▶ _Task requirements_
Lines below that hold the word "levels" must be copied in full.

(Figure record extracts)
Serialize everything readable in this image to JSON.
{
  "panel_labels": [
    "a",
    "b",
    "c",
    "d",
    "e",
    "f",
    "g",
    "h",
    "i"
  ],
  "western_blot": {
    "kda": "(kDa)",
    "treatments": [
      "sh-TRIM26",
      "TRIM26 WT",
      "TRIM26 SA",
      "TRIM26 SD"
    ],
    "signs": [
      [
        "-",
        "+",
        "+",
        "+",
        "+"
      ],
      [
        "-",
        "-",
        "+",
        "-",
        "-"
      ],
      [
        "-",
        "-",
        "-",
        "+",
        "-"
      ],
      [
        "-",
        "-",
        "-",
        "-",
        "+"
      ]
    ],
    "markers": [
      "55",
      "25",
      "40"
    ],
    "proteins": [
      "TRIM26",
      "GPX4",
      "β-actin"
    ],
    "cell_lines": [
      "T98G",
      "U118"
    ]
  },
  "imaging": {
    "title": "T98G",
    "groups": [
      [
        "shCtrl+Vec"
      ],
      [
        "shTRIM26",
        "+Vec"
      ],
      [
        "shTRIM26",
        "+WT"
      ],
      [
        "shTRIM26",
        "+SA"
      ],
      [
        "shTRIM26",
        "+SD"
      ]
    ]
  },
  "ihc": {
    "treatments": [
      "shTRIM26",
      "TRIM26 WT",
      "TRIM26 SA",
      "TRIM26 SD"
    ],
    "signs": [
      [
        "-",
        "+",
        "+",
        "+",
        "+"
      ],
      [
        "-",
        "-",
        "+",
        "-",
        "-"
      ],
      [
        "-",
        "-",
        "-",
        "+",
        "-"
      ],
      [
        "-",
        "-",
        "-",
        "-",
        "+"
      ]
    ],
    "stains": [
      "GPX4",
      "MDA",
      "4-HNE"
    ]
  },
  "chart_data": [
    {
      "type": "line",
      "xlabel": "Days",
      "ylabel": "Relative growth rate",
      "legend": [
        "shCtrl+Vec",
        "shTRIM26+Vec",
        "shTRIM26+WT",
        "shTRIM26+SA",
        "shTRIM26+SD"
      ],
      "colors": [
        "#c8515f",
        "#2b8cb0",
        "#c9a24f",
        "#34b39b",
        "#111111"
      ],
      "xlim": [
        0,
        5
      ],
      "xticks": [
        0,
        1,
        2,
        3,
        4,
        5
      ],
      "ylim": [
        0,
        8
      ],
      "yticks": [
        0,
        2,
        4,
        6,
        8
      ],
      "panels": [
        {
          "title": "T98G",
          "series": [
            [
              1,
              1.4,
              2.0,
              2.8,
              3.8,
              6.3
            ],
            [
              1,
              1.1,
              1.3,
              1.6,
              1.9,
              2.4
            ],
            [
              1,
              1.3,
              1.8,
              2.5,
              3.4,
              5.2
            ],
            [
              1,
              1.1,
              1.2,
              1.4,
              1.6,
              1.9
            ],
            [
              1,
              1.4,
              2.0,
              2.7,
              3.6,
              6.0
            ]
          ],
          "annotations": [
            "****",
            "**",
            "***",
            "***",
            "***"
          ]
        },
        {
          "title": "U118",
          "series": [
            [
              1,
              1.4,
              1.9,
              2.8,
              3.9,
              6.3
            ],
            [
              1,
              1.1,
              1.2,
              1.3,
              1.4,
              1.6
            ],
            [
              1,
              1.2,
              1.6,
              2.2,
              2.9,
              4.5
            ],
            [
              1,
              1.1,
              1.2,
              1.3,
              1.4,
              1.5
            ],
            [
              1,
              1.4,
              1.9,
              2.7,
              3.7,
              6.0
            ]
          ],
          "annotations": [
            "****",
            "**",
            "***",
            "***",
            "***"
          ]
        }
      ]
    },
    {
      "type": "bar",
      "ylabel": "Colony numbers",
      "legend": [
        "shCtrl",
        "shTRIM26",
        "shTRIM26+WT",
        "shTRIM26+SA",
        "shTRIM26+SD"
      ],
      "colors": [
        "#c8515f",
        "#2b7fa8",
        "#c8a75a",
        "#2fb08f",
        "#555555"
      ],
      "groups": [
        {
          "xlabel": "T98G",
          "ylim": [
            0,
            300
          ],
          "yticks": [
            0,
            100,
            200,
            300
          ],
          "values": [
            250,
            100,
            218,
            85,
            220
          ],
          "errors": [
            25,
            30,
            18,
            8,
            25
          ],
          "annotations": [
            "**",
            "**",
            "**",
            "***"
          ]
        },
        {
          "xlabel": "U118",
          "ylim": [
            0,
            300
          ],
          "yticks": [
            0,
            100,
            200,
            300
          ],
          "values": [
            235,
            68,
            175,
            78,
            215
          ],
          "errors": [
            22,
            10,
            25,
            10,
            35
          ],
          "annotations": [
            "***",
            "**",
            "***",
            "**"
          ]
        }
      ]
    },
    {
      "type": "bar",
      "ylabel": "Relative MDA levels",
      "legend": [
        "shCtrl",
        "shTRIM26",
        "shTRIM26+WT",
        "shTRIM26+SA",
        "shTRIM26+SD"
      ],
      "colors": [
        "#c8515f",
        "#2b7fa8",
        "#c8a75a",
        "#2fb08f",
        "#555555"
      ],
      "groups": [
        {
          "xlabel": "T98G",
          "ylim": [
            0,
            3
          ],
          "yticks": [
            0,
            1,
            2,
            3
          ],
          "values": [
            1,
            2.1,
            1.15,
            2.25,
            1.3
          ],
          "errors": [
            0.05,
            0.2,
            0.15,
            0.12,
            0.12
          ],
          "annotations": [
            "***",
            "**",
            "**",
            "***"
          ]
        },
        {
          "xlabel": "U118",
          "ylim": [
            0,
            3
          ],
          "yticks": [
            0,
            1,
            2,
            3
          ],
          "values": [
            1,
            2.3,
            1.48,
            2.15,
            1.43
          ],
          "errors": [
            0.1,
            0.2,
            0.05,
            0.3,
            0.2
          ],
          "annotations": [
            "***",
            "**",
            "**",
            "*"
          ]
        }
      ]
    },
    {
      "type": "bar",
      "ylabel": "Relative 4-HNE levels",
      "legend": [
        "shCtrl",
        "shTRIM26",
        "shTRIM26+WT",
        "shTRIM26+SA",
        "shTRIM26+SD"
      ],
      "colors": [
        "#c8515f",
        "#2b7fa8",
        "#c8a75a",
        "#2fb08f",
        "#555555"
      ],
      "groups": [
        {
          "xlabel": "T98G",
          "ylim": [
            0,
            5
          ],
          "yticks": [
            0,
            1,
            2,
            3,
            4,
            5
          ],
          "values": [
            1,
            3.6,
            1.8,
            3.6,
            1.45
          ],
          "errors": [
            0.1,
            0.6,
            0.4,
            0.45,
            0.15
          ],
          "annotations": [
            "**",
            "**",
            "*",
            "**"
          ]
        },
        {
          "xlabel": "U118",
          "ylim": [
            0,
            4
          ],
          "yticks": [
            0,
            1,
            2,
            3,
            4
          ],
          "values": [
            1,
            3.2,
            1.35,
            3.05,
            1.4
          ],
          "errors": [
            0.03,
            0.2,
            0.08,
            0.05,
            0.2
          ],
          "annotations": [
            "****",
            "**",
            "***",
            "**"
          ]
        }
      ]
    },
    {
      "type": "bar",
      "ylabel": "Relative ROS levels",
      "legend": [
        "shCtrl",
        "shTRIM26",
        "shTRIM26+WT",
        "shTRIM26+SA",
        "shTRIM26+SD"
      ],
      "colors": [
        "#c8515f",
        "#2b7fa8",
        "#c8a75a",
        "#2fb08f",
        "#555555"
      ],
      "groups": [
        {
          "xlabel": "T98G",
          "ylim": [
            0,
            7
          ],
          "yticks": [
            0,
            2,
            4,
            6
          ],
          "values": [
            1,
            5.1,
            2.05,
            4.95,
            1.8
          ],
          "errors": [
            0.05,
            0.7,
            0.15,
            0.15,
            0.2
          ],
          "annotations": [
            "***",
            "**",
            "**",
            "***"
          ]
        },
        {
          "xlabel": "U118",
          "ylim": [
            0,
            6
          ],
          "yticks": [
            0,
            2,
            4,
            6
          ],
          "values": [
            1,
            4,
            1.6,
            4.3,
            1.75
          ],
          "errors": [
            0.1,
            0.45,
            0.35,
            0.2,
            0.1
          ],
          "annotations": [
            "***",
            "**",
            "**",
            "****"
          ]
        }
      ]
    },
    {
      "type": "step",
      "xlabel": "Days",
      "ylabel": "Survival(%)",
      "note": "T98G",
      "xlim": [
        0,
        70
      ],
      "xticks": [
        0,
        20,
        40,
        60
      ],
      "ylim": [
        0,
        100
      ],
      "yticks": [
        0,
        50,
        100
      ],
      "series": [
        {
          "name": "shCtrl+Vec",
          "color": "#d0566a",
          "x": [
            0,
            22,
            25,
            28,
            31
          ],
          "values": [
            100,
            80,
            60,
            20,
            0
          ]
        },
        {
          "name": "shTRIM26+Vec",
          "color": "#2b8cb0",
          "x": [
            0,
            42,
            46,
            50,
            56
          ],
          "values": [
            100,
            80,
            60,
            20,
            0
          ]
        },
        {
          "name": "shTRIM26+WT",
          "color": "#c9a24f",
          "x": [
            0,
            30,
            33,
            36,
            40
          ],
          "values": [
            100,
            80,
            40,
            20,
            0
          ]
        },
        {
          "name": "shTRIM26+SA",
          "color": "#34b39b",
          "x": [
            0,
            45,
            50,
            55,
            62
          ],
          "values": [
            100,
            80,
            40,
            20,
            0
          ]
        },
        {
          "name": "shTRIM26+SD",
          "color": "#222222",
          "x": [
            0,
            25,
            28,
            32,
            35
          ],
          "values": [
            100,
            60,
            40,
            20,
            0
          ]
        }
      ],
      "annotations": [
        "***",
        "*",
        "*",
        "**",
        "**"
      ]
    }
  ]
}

▶ _Exercise response_
      "ylabel": "Relative MDA levels",
      "ylabel": "Relative 4-HNE levels",
      "ylabel": "Relative ROS levels",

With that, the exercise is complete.